**Exercise**
Quote every line below exactly and skip any picture.
— Begin Records for this task —
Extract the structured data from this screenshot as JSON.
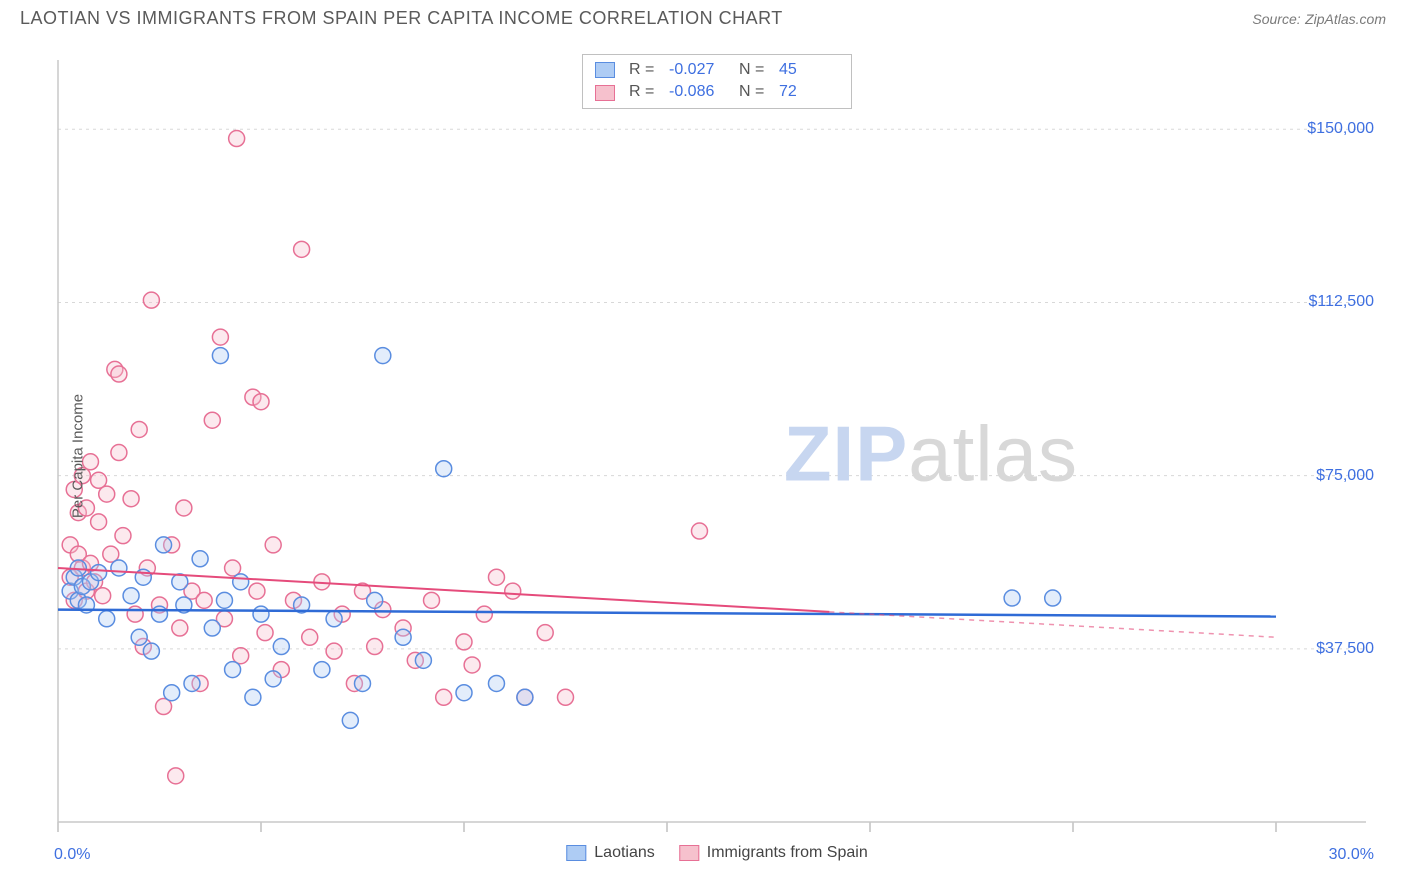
{
  "header": {
    "title": "LAOTIAN VS IMMIGRANTS FROM SPAIN PER CAPITA INCOME CORRELATION CHART",
    "source_label": "Source:",
    "source_name": "ZipAtlas.com"
  },
  "chart": {
    "type": "scatter",
    "ylabel": "Per Capita Income",
    "watermark_a": "ZIP",
    "watermark_b": "atlas",
    "background_color": "#ffffff",
    "grid_color": "#d8d8d8",
    "axis_color": "#c8c8c8",
    "tick_color": "#c0c0c0",
    "label_color": "#3e6fe0",
    "xlim": [
      0,
      30
    ],
    "ylim": [
      0,
      165000
    ],
    "xticks": [
      0,
      5,
      10,
      15,
      20,
      25,
      30
    ],
    "xtick_labels_shown": {
      "0": "0.0%",
      "30": "30.0%"
    },
    "yticks": [
      37500,
      75000,
      112500,
      150000
    ],
    "ytick_labels": {
      "37500": "$37,500",
      "75000": "$75,000",
      "112500": "$112,500",
      "150000": "$150,000"
    },
    "marker_radius": 8,
    "marker_stroke_width": 1.5,
    "fill_opacity": 0.35,
    "series": [
      {
        "key": "laotians",
        "label": "Laotians",
        "color_fill": "#aeccf4",
        "color_stroke": "#5a8de0",
        "stats": {
          "R": "-0.027",
          "N": "45"
        },
        "trend": {
          "y_at_xmin": 46000,
          "y_at_xmax": 44500,
          "solid_until_x": 30,
          "line_color": "#2f6bd6",
          "line_width": 2.5
        },
        "points": [
          [
            0.3,
            50000
          ],
          [
            0.4,
            53000
          ],
          [
            0.5,
            48000
          ],
          [
            0.5,
            55000
          ],
          [
            0.6,
            51000
          ],
          [
            0.7,
            47000
          ],
          [
            0.8,
            52000
          ],
          [
            1.0,
            54000
          ],
          [
            1.2,
            44000
          ],
          [
            1.5,
            55000
          ],
          [
            1.8,
            49000
          ],
          [
            2.0,
            40000
          ],
          [
            2.1,
            53000
          ],
          [
            2.3,
            37000
          ],
          [
            2.5,
            45000
          ],
          [
            2.6,
            60000
          ],
          [
            2.8,
            28000
          ],
          [
            3.0,
            52000
          ],
          [
            3.1,
            47000
          ],
          [
            3.3,
            30000
          ],
          [
            3.5,
            57000
          ],
          [
            3.8,
            42000
          ],
          [
            4.0,
            101000
          ],
          [
            4.1,
            48000
          ],
          [
            4.3,
            33000
          ],
          [
            4.5,
            52000
          ],
          [
            4.8,
            27000
          ],
          [
            5.0,
            45000
          ],
          [
            5.3,
            31000
          ],
          [
            5.5,
            38000
          ],
          [
            6.0,
            47000
          ],
          [
            6.5,
            33000
          ],
          [
            6.8,
            44000
          ],
          [
            7.2,
            22000
          ],
          [
            7.5,
            30000
          ],
          [
            7.8,
            48000
          ],
          [
            8.0,
            101000
          ],
          [
            8.5,
            40000
          ],
          [
            9.0,
            35000
          ],
          [
            9.5,
            76500
          ],
          [
            10.0,
            28000
          ],
          [
            10.8,
            30000
          ],
          [
            11.5,
            27000
          ],
          [
            23.5,
            48500
          ],
          [
            24.5,
            48500
          ]
        ]
      },
      {
        "key": "spain",
        "label": "Immigrants from Spain",
        "color_fill": "#f6c1cd",
        "color_stroke": "#e77095",
        "stats": {
          "R": "-0.086",
          "N": "72"
        },
        "trend": {
          "y_at_xmin": 55000,
          "y_at_xmax": 40000,
          "solid_until_x": 19,
          "line_color": "#e54b7b",
          "line_width": 2
        },
        "points": [
          [
            0.3,
            53000
          ],
          [
            0.3,
            60000
          ],
          [
            0.4,
            48000
          ],
          [
            0.4,
            72000
          ],
          [
            0.5,
            58000
          ],
          [
            0.5,
            67000
          ],
          [
            0.6,
            55000
          ],
          [
            0.6,
            75000
          ],
          [
            0.7,
            50000
          ],
          [
            0.7,
            68000
          ],
          [
            0.8,
            56000
          ],
          [
            0.8,
            78000
          ],
          [
            0.9,
            52000
          ],
          [
            1.0,
            65000
          ],
          [
            1.0,
            74000
          ],
          [
            1.1,
            49000
          ],
          [
            1.2,
            71000
          ],
          [
            1.3,
            58000
          ],
          [
            1.4,
            98000
          ],
          [
            1.5,
            80000
          ],
          [
            1.5,
            97000
          ],
          [
            1.6,
            62000
          ],
          [
            1.8,
            70000
          ],
          [
            1.9,
            45000
          ],
          [
            2.0,
            85000
          ],
          [
            2.1,
            38000
          ],
          [
            2.2,
            55000
          ],
          [
            2.3,
            113000
          ],
          [
            2.5,
            47000
          ],
          [
            2.6,
            25000
          ],
          [
            2.8,
            60000
          ],
          [
            2.9,
            10000
          ],
          [
            3.0,
            42000
          ],
          [
            3.1,
            68000
          ],
          [
            3.3,
            50000
          ],
          [
            3.5,
            30000
          ],
          [
            3.6,
            48000
          ],
          [
            3.8,
            87000
          ],
          [
            4.0,
            105000
          ],
          [
            4.1,
            44000
          ],
          [
            4.3,
            55000
          ],
          [
            4.4,
            148000
          ],
          [
            4.5,
            36000
          ],
          [
            4.8,
            92000
          ],
          [
            4.9,
            50000
          ],
          [
            5.0,
            91000
          ],
          [
            5.1,
            41000
          ],
          [
            5.3,
            60000
          ],
          [
            5.5,
            33000
          ],
          [
            5.8,
            48000
          ],
          [
            6.0,
            124000
          ],
          [
            6.2,
            40000
          ],
          [
            6.5,
            52000
          ],
          [
            6.8,
            37000
          ],
          [
            7.0,
            45000
          ],
          [
            7.3,
            30000
          ],
          [
            7.5,
            50000
          ],
          [
            7.8,
            38000
          ],
          [
            8.0,
            46000
          ],
          [
            8.5,
            42000
          ],
          [
            8.8,
            35000
          ],
          [
            9.2,
            48000
          ],
          [
            9.5,
            27000
          ],
          [
            10.0,
            39000
          ],
          [
            10.2,
            34000
          ],
          [
            10.5,
            45000
          ],
          [
            10.8,
            53000
          ],
          [
            11.2,
            50000
          ],
          [
            11.5,
            27000
          ],
          [
            12.0,
            41000
          ],
          [
            12.5,
            27000
          ],
          [
            15.8,
            63000
          ]
        ]
      }
    ],
    "legend_bottom": [
      {
        "label": "Laotians",
        "fill": "#aeccf4",
        "stroke": "#5a8de0"
      },
      {
        "label": "Immigrants from Spain",
        "fill": "#f6c1cd",
        "stroke": "#e77095"
      }
    ],
    "stats_legend_r_label": "R =",
    "stats_legend_n_label": "N ="
  }
}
— End Records for this task —
**Response to this exercise**
Extract the structured data from this screenshot as JSON.
{
  "header": {
    "title": "LAOTIAN VS IMMIGRANTS FROM SPAIN PER CAPITA INCOME CORRELATION CHART",
    "source_label": "Source:",
    "source_name": "ZipAtlas.com"
  },
  "chart": {
    "type": "scatter",
    "ylabel": "Per Capita Income",
    "watermark_a": "ZIP",
    "watermark_b": "atlas",
    "background_color": "#ffffff",
    "grid_color": "#d8d8d8",
    "axis_color": "#c8c8c8",
    "tick_color": "#c0c0c0",
    "label_color": "#3e6fe0",
    "xlim": [
      0,
      30
    ],
    "ylim": [
      0,
      165000
    ],
    "xticks": [
      0,
      5,
      10,
      15,
      20,
      25,
      30
    ],
    "xtick_labels_shown": {
      "0": "0.0%",
      "30": "30.0%"
    },
    "yticks": [
      37500,
      75000,
      112500,
      150000
    ],
    "ytick_labels": {
      "37500": "$37,500",
      "75000": "$75,000",
      "112500": "$112,500",
      "150000": "$150,000"
    },
    "marker_radius": 8,
    "marker_stroke_width": 1.5,
    "fill_opacity": 0.35,
    "series": [
      {
        "key": "laotians",
        "label": "Laotians",
        "color_fill": "#aeccf4",
        "color_stroke": "#5a8de0",
        "stats": {
          "R": "-0.027",
          "N": "45"
        },
        "trend": {
          "y_at_xmin": 46000,
          "y_at_xmax": 44500,
          "solid_until_x": 30,
          "line_color": "#2f6bd6",
          "line_width": 2.5
        },
        "points": [
          [
            0.3,
            50000
          ],
          [
            0.4,
            53000
          ],
          [
            0.5,
            48000
          ],
          [
            0.5,
            55000
          ],
          [
            0.6,
            51000
          ],
          [
            0.7,
            47000
          ],
          [
            0.8,
            52000
          ],
          [
            1.0,
            54000
          ],
          [
            1.2,
            44000
          ],
          [
            1.5,
            55000
          ],
          [
            1.8,
            49000
          ],
          [
            2.0,
            40000
          ],
          [
            2.1,
            53000
          ],
          [
            2.3,
            37000
          ],
          [
            2.5,
            45000
          ],
          [
            2.6,
            60000
          ],
          [
            2.8,
            28000
          ],
          [
            3.0,
            52000
          ],
          [
            3.1,
            47000
          ],
          [
            3.3,
            30000
          ],
          [
            3.5,
            57000
          ],
          [
            3.8,
            42000
          ],
          [
            4.0,
            101000
          ],
          [
            4.1,
            48000
          ],
          [
            4.3,
            33000
          ],
          [
            4.5,
            52000
          ],
          [
            4.8,
            27000
          ],
          [
            5.0,
            45000
          ],
          [
            5.3,
            31000
          ],
          [
            5.5,
            38000
          ],
          [
            6.0,
            47000
          ],
          [
            6.5,
            33000
          ],
          [
            6.8,
            44000
          ],
          [
            7.2,
            22000
          ],
          [
            7.5,
            30000
          ],
          [
            7.8,
            48000
          ],
          [
            8.0,
            101000
          ],
          [
            8.5,
            40000
          ],
          [
            9.0,
            35000
          ],
          [
            9.5,
            76500
          ],
          [
            10.0,
            28000
          ],
          [
            10.8,
            30000
          ],
          [
            11.5,
            27000
          ],
          [
            23.5,
            48500
          ],
          [
            24.5,
            48500
          ]
        ]
      },
      {
        "key": "spain",
        "label": "Immigrants from Spain",
        "color_fill": "#f6c1cd",
        "color_stroke": "#e77095",
        "stats": {
          "R": "-0.086",
          "N": "72"
        },
        "trend": {
          "y_at_xmin": 55000,
          "y_at_xmax": 40000,
          "solid_until_x": 19,
          "line_color": "#e54b7b",
          "line_width": 2
        },
        "points": [
          [
            0.3,
            53000
          ],
          [
            0.3,
            60000
          ],
          [
            0.4,
            48000
          ],
          [
            0.4,
            72000
          ],
          [
            0.5,
            58000
          ],
          [
            0.5,
            67000
          ],
          [
            0.6,
            55000
          ],
          [
            0.6,
            75000
          ],
          [
            0.7,
            50000
          ],
          [
            0.7,
            68000
          ],
          [
            0.8,
            56000
          ],
          [
            0.8,
            78000
          ],
          [
            0.9,
            52000
          ],
          [
            1.0,
            65000
          ],
          [
            1.0,
            74000
          ],
          [
            1.1,
            49000
          ],
          [
            1.2,
            71000
          ],
          [
            1.3,
            58000
          ],
          [
            1.4,
            98000
          ],
          [
            1.5,
            80000
          ],
          [
            1.5,
            97000
          ],
          [
            1.6,
            62000
          ],
          [
            1.8,
            70000
          ],
          [
            1.9,
            45000
          ],
          [
            2.0,
            85000
          ],
          [
            2.1,
            38000
          ],
          [
            2.2,
            55000
          ],
          [
            2.3,
            113000
          ],
          [
            2.5,
            47000
          ],
          [
            2.6,
            25000
          ],
          [
            2.8,
            60000
          ],
          [
            2.9,
            10000
          ],
          [
            3.0,
            42000
          ],
          [
            3.1,
            68000
          ],
          [
            3.3,
            50000
          ],
          [
            3.5,
            30000
          ],
          [
            3.6,
            48000
          ],
          [
            3.8,
            87000
          ],
          [
            4.0,
            105000
          ],
          [
            4.1,
            44000
          ],
          [
            4.3,
            55000
          ],
          [
            4.4,
            148000
          ],
          [
            4.5,
            36000
          ],
          [
            4.8,
            92000
          ],
          [
            4.9,
            50000
          ],
          [
            5.0,
            91000
          ],
          [
            5.1,
            41000
          ],
          [
            5.3,
            60000
          ],
          [
            5.5,
            33000
          ],
          [
            5.8,
            48000
          ],
          [
            6.0,
            124000
          ],
          [
            6.2,
            40000
          ],
          [
            6.5,
            52000
          ],
          [
            6.8,
            37000
          ],
          [
            7.0,
            45000
          ],
          [
            7.3,
            30000
          ],
          [
            7.5,
            50000
          ],
          [
            7.8,
            38000
          ],
          [
            8.0,
            46000
          ],
          [
            8.5,
            42000
          ],
          [
            8.8,
            35000
          ],
          [
            9.2,
            48000
          ],
          [
            9.5,
            27000
          ],
          [
            10.0,
            39000
          ],
          [
            10.2,
            34000
          ],
          [
            10.5,
            45000
          ],
          [
            10.8,
            53000
          ],
          [
            11.2,
            50000
          ],
          [
            11.5,
            27000
          ],
          [
            12.0,
            41000
          ],
          [
            12.5,
            27000
          ],
          [
            15.8,
            63000
          ]
        ]
      }
    ],
    "legend_bottom": [
      {
        "label": "Laotians",
        "fill": "#aeccf4",
        "stroke": "#5a8de0"
      },
      {
        "label": "Immigrants from Spain",
        "fill": "#f6c1cd",
        "stroke": "#e77095"
      }
    ],
    "stats_legend_r_label": "R =",
    "stats_legend_n_label": "N ="
  }
}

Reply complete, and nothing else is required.